Soal A :: Menurut teks tentang Politik Smabau, kata "smabau" berasal dari bahasa apa?

Teks Pilihan ::
Politik "Smabau"
Selasa, 06 Agustus 2013
13.49 //
Oleh: NANI EFENDI
Istilah “Politik Smabau” terdengar kocak di telinga orang yang memahami arti kata “smabau”. Kata “smabau” berasal dari bahasa Kerinci kuno. Istilah ini, dalam kehidupan masyarakat Kerinci, sudah jarang digunakan dalam komunikasi sehari-hari. Kosa kata ini juga tidak ditemukan dalam Kamus
Besar Bahasa Indonesia (KBBI).
Oleh karenanya, sulit menemukan padanan kata “smabau” dalam bahasa Indonesia. Namun,
kata “smabau” dalam bahasa Kerinci dapat diartikan dengan “aksi atau tindakan
yang membabi buta; tindakan yang penuh emosional serta tidak didasari dengan
pertimbangan akal sehat atau pertimbangan yang rasional”. Terminologi atau
istilah “Politik Smabau” juga tidak ditemukan dalam literatur-literatur ilmu
politik modern maupun dalam kajian disiplin ilmu sosial politik (political and social science) di
perguruan tinggi. Oleh karena itu, istilah ini terdengar asing di telinga
publik. Istilah “Politik Smabau” hanyalah untuk menggambarkan political action (tindakan politik) yang
dilakukan oleh orang-orang yang berpolitik secara ceroboh dan membabi buta tanpa
memahami ilmu dan strategi politik secara ilmiah dan profesional.
Politik yang Emosional
Jadi, “Politik
Smabau” dapat diartikan dengan “berpolitik yang mengedepankan emosi dan syahwat
politik. Atau dapat juga berarti melakukan tindakan-tindakan atau manuver politik
secara membabi buta tanpa ada analisis secara rasional terlebih dahulu”. “Politik
Smabau” ini banyak muncul di kalangan masyarakat Kerinci saat ini, terutama pada
Pemilukada Kerinci 2013 dan Pemilu Legislatif. Istilah “Politik Smabau”
ini diperkenalkan pertama kali oleh salah seorang aktivis yang juga merupakan
salah satu tokoh muda Kerinci. Munculnya istilah “Politik Smabau” dikarenakan sulitnya
mencari istilah yang tepat dalam terminologi ilmu politik modern untuk
menyebutkan cara-cara berpolitik golongan ini. Orang yang berpolitik secara smabau disebut “Politisi Smabau”.
Mengapa “Politik
Smabau” terjadi? “Politik Smabau” terjadi karena kurangnya pemahaman dan
pengetahuan tentang politik secara ilmiah dan profesional. Dalam “Politik
Smabau”, sang kandidat—termasuk para simpatisan dan pengikutnya—tidak memahami
dunia politik praktis dengan benar. Mereka—sang kandidat dan tim pemenangannya—adalah
orang-orang yang minim pengetahuan dan pengalaman politik. Karena tidak paham
politik, mereka selalu bertindak ceroboh dalam berpolitik. Dalam bahasa Kerinci
disebut “srudu”. Golongan “Politisi
Smabau” juga tidak tahu apa yang semestinya diperbuat untuk memenangkan sang
kandidat pujaan mereka. Di samping itu, mereka juga sering saling menyalahkan
satu sama lain. Mereka tidak bisa diajak diskusi ilmiah. Mereka tidak
“nyambung” jika diajak diskusi ilmiah. Mereka tidak memiliki network atau jaringan politik yang luas.

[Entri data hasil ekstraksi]
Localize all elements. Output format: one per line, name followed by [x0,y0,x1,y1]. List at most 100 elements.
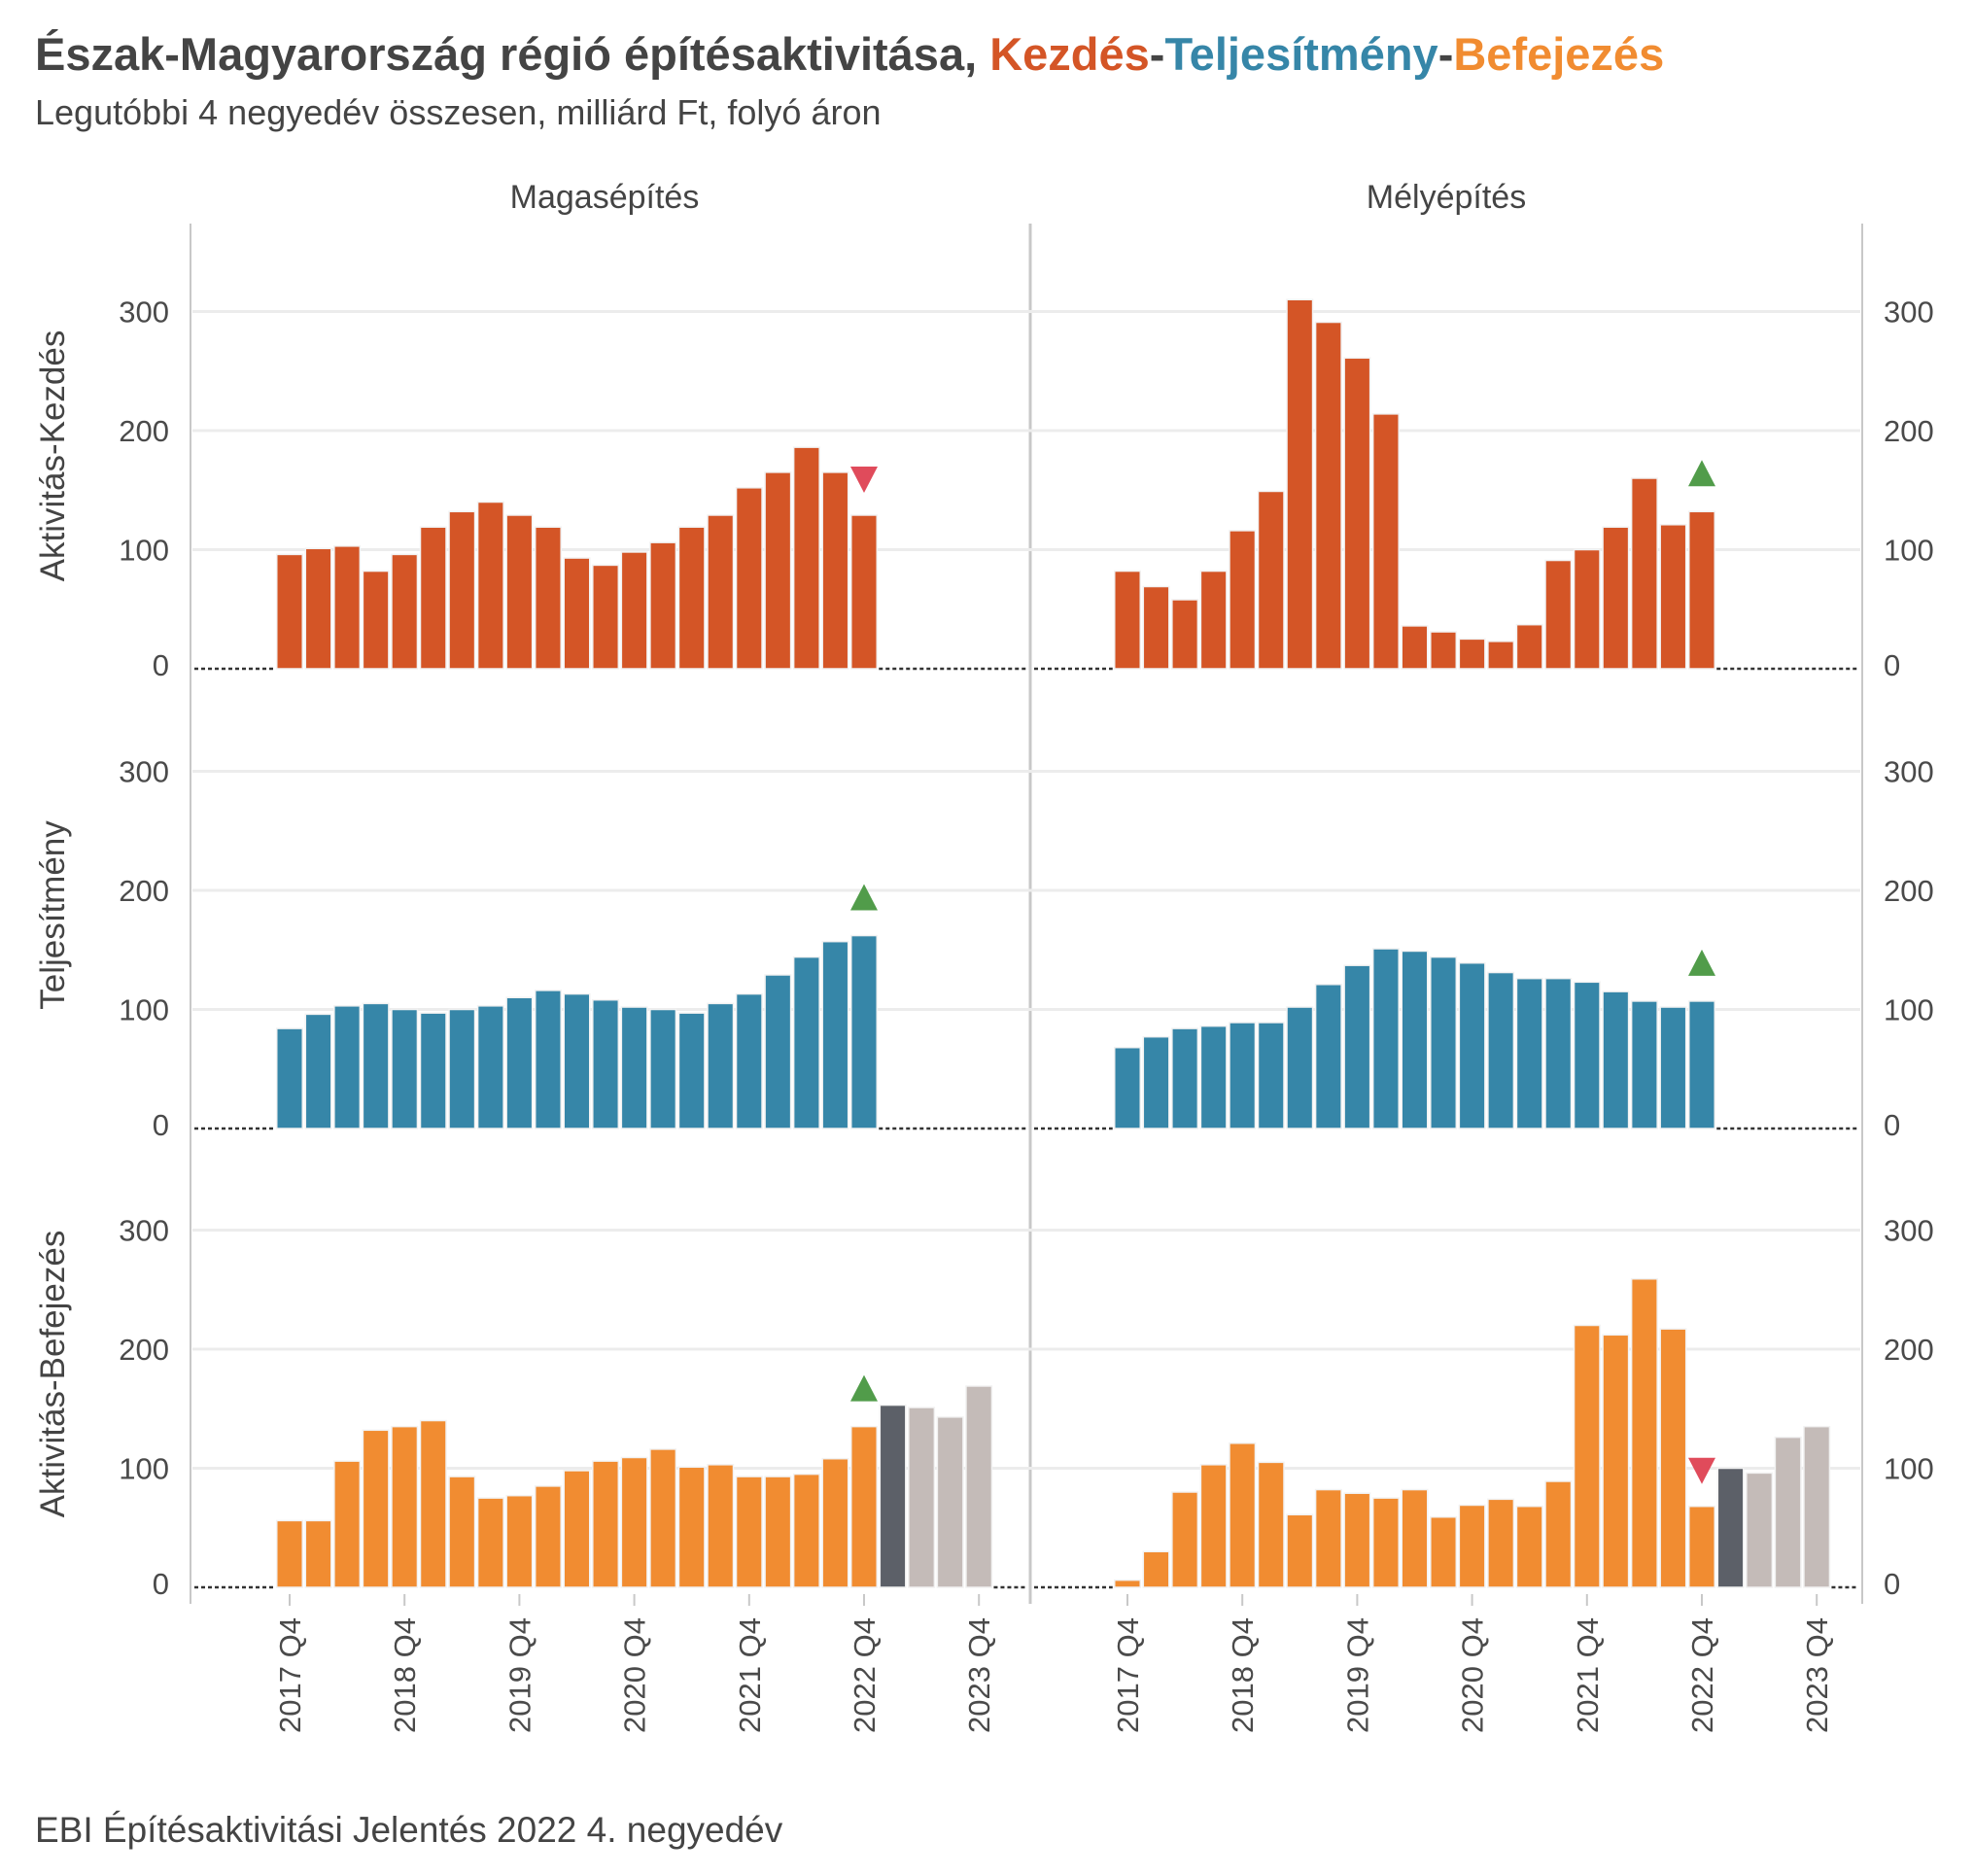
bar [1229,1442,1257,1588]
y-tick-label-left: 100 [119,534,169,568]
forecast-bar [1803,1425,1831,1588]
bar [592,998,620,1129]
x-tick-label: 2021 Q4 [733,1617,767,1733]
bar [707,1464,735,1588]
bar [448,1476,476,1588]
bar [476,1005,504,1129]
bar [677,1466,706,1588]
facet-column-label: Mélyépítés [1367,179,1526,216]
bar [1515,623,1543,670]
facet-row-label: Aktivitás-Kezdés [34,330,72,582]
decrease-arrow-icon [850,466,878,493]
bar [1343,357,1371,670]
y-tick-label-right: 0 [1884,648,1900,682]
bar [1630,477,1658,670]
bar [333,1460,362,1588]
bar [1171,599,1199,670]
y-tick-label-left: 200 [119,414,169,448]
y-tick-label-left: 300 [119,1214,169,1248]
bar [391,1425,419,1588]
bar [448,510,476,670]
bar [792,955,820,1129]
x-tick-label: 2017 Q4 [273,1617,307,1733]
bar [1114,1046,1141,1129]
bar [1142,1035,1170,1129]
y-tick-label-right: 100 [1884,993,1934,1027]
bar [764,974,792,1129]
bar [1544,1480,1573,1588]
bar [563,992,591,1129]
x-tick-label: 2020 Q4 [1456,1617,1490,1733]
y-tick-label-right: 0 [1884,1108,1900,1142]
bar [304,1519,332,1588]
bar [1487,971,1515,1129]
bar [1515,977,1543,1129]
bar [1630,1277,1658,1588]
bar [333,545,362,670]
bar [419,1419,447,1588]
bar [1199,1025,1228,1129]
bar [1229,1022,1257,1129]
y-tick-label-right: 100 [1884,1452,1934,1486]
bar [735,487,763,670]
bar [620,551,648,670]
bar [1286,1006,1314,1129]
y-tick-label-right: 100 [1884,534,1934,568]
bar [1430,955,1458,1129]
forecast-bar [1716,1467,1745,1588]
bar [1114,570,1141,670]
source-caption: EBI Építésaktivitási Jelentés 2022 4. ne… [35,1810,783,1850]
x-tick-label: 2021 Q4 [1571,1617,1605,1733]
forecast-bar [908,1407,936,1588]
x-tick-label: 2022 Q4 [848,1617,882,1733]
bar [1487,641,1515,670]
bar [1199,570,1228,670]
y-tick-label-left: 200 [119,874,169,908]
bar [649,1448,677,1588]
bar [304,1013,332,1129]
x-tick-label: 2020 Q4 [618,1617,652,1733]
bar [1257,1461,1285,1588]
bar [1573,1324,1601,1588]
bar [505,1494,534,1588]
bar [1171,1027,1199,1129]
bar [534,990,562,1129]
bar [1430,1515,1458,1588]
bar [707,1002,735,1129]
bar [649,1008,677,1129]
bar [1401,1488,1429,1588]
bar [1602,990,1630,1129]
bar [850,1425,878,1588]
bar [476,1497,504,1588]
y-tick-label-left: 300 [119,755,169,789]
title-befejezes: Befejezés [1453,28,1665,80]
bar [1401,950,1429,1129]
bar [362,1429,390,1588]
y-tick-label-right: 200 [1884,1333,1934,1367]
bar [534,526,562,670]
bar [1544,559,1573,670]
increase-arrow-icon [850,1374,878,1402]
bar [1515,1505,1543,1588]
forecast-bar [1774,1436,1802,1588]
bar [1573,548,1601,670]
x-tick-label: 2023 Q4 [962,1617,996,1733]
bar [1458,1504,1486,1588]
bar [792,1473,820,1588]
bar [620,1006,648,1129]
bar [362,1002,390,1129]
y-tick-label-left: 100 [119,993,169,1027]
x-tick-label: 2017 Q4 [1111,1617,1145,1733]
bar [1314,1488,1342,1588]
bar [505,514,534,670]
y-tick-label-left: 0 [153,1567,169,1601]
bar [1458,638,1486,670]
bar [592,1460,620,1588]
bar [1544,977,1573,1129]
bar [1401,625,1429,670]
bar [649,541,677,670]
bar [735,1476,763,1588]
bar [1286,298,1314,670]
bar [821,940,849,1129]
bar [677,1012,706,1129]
--
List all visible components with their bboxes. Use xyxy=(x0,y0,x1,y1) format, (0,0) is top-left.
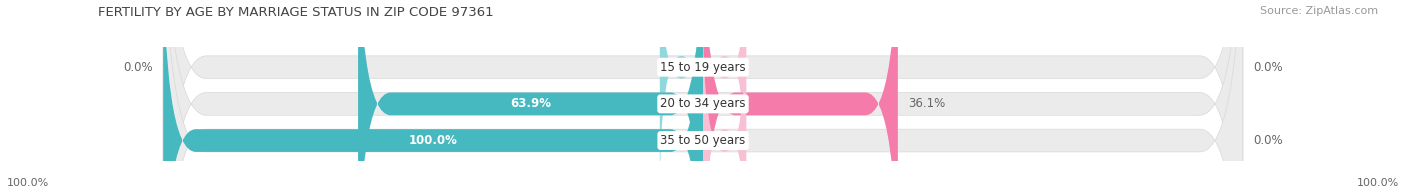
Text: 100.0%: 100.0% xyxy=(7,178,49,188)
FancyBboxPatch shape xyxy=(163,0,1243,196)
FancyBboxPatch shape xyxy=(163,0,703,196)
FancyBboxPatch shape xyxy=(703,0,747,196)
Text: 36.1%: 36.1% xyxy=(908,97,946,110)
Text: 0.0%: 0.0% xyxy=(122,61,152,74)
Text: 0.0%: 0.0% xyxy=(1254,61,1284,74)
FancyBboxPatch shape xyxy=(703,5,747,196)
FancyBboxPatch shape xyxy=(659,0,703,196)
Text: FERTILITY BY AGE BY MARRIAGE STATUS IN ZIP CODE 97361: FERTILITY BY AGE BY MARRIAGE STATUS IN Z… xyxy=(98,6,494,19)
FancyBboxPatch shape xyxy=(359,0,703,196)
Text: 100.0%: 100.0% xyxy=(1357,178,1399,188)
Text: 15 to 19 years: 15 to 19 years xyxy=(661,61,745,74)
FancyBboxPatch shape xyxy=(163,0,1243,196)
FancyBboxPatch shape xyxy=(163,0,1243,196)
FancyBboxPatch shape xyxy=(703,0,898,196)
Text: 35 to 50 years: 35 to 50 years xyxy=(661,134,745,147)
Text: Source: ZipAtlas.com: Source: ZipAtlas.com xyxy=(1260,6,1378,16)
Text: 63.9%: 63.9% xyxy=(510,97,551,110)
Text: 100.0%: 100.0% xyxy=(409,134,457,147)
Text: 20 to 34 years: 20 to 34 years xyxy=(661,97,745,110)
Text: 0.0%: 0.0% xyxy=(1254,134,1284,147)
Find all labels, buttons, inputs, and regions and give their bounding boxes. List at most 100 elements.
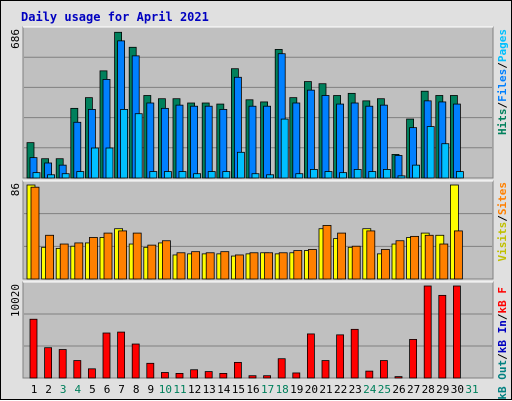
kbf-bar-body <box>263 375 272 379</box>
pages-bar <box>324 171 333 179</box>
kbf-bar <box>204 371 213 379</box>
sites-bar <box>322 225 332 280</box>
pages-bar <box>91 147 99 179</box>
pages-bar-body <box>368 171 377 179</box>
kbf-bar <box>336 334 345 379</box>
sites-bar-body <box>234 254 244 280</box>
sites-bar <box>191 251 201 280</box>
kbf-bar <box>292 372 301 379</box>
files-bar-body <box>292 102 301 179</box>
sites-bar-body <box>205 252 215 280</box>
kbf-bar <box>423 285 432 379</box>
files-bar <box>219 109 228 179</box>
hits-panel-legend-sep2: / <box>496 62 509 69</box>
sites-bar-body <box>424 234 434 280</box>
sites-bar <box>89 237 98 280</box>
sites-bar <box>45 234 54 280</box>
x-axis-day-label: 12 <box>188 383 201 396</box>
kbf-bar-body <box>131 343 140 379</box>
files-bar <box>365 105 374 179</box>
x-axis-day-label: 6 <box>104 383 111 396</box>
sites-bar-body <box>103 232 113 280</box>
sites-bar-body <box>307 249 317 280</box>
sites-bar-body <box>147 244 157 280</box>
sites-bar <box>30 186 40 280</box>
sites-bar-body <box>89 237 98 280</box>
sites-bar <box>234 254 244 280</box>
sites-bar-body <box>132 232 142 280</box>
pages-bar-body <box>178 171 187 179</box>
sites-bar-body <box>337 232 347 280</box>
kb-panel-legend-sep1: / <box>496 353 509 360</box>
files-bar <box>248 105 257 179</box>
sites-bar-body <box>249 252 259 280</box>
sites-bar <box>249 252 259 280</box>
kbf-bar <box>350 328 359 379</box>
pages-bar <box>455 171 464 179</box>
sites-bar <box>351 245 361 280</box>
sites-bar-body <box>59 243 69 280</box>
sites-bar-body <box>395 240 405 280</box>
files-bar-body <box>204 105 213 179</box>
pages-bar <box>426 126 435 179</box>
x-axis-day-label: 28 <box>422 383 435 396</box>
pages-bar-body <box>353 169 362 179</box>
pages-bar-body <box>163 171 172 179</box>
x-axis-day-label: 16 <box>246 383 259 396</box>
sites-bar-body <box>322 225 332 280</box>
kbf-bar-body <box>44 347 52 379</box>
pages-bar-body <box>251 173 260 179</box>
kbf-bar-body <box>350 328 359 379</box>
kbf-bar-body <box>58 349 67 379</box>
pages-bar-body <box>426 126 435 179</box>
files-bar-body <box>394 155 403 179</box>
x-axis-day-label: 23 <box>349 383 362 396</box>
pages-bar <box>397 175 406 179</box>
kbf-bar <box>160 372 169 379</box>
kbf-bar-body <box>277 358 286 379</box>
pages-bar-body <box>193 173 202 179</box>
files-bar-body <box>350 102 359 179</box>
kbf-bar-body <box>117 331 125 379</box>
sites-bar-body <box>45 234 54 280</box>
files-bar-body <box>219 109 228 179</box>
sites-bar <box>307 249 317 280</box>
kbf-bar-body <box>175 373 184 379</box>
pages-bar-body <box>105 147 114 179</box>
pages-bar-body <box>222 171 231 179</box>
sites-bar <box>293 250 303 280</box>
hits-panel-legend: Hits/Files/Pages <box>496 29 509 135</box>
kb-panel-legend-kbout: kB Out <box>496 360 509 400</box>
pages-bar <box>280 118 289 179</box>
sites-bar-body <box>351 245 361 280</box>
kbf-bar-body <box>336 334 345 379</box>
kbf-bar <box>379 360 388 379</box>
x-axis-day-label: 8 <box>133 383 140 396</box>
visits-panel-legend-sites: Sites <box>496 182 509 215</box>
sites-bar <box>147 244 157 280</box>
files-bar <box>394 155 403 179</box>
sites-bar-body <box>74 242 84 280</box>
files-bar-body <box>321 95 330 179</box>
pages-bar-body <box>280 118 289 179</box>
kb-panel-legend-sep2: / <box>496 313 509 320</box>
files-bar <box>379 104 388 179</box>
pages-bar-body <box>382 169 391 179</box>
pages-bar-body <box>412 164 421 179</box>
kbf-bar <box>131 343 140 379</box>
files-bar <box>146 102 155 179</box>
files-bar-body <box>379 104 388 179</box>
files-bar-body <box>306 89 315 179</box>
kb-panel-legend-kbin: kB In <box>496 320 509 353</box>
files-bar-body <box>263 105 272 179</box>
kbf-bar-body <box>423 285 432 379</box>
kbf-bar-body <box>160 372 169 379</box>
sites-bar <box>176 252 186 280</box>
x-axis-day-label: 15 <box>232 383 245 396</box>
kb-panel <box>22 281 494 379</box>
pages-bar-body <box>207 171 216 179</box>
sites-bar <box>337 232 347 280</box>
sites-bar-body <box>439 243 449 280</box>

Soal B :: Pada listing, tulis ulang baris di antara baris yang memuat "Text: 100.0%: 100.0% xyxy=(7,178,49,188)" dan baris yang memuat "Find all labels, buttons, inputs, and", termasuk kedua baris itu, dengan mengganti nama "FancyBboxPatch" menjadi "RoundedBoxPatch" tanpa mengubah bagian lain.

Jawaban A :: Dari bahasa Kerinci kuno.

Jawaban B ::
Text: 100.0%: 100.0% xyxy=(7,178,49,188)
RoundedBoxPatch shape xyxy=(163,0,1243,196)
RoundedBoxPatch shape xyxy=(163,0,703,196)
RoundedBoxPatch shape xyxy=(703,0,747,196)
Text: 36.1%: 36.1% xyxy=(908,97,946,110)
Text: 0.0%: 0.0% xyxy=(122,61,152,74)
Text: 0.0%: 0.0% xyxy=(1254,61,1284,74)
RoundedBoxPatch shape xyxy=(703,5,747,196)
RoundedBoxPatch shape xyxy=(659,0,703,196)
Text: FERTILITY BY AGE BY MARRIAGE STATUS IN ZIP CODE 97361: FERTILITY BY AGE BY MARRIAGE STATUS IN Z… xyxy=(98,6,494,19)
RoundedBoxPatch shape xyxy=(359,0,703,196)
Text: 100.0%: 100.0% xyxy=(1357,178,1399,188)
Text: 15 to 19 years: 15 to 19 years xyxy=(661,61,745,74)
RoundedBoxPatch shape xyxy=(163,0,1243,196)
RoundedBoxPatch shape xyxy=(163,0,1243,196)
RoundedBoxPatch shape xyxy=(703,0,898,196)
Text: 35 to 50 years: 35 to 50 years xyxy=(661,134,745,147)
Text: Source: ZipAtlas.com: Source: ZipAtlas.com xyxy=(1260,6,1378,16)
Text: 63.9%: 63.9% xyxy=(510,97,551,110)
Text: 100.0%: 100.0% xyxy=(409,134,457,147)
Text: 20 to 34 years: 20 to 34 years xyxy=(661,97,745,110)
Text: 0.0%: 0.0% xyxy=(1254,134,1284,147)
Find all labels, buttons, inputs, and regions and give their bounding boxes. List at most 100 elements.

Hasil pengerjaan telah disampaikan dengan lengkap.